* start DATA SHOWN *

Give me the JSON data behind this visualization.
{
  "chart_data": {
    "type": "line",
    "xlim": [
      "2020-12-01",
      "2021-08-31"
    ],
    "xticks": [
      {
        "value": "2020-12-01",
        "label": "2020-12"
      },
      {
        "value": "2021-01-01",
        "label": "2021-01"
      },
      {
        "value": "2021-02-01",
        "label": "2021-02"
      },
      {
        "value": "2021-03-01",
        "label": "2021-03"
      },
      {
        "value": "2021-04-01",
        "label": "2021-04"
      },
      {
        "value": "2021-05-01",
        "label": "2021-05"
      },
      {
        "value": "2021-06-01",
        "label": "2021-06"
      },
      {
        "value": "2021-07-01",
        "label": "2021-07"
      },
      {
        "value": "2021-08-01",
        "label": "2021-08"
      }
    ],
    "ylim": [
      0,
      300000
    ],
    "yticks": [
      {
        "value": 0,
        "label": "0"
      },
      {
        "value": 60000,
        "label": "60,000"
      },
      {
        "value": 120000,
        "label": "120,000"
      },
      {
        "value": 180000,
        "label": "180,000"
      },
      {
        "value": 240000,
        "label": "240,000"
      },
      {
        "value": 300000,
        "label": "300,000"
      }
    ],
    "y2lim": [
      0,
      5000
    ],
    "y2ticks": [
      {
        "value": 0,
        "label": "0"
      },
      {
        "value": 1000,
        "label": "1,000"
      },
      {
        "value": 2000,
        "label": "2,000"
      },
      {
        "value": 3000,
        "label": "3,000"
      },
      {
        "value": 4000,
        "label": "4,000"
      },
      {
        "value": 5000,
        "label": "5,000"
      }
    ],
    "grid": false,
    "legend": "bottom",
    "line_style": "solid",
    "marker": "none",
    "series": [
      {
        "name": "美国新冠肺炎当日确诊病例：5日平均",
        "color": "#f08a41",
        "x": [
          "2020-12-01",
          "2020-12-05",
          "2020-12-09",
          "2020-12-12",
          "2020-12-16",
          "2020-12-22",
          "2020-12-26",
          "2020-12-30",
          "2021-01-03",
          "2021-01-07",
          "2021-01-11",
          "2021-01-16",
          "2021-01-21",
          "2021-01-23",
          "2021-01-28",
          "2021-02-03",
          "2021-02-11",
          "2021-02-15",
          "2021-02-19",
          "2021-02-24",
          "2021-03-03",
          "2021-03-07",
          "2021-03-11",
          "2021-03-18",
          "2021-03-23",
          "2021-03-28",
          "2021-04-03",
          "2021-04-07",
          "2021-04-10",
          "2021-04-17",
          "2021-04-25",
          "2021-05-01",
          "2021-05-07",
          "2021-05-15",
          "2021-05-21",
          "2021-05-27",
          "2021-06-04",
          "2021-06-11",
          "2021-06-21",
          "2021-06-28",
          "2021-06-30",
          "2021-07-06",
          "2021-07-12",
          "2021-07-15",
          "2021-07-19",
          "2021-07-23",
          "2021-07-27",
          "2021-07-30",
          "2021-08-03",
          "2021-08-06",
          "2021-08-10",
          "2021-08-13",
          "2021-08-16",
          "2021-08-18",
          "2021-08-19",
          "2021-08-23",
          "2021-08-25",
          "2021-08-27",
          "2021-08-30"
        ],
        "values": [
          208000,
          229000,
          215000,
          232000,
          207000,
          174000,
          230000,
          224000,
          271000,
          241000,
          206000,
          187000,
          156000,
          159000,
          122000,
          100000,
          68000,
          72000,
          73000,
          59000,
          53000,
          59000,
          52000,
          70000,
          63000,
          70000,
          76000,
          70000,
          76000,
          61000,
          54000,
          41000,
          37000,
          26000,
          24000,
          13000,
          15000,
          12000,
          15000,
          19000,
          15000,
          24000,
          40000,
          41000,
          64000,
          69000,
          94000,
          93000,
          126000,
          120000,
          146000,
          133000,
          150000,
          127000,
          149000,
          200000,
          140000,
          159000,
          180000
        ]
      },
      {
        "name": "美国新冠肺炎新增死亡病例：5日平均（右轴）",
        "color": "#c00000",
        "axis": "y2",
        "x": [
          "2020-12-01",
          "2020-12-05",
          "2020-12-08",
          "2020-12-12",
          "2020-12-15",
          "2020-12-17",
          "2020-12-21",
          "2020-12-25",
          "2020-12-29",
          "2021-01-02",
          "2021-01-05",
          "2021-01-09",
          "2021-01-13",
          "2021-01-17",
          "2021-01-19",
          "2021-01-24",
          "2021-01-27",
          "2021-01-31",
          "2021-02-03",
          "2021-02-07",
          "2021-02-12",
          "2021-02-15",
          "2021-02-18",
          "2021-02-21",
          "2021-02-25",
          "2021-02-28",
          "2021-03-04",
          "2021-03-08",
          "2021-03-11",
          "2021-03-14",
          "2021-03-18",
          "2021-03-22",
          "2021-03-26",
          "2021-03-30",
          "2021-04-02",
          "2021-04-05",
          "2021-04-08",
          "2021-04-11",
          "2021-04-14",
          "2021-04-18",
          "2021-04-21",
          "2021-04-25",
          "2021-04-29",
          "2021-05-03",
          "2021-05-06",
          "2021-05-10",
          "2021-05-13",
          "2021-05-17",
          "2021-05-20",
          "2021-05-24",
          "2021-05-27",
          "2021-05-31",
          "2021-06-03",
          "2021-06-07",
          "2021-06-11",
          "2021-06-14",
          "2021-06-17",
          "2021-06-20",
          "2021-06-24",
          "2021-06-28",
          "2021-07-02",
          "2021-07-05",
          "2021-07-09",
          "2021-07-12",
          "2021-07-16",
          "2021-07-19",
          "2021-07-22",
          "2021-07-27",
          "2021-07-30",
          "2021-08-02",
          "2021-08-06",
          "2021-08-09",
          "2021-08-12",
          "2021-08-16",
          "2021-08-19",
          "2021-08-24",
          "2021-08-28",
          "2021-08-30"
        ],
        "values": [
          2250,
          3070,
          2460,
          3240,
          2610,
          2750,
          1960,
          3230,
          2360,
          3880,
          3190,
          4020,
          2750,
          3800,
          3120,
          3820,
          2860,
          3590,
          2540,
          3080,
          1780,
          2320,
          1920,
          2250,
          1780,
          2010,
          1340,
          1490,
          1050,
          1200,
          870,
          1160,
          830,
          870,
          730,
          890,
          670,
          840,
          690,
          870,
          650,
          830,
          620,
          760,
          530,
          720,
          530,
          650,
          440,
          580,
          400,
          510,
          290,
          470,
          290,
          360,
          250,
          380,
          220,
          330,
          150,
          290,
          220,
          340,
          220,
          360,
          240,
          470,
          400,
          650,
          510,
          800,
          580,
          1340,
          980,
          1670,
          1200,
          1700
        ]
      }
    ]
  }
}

* end DATA SHOWN *

WHAT IS EXPECTED
State how many lines of the data include the word "name", with nothing else.

THE RESULT
2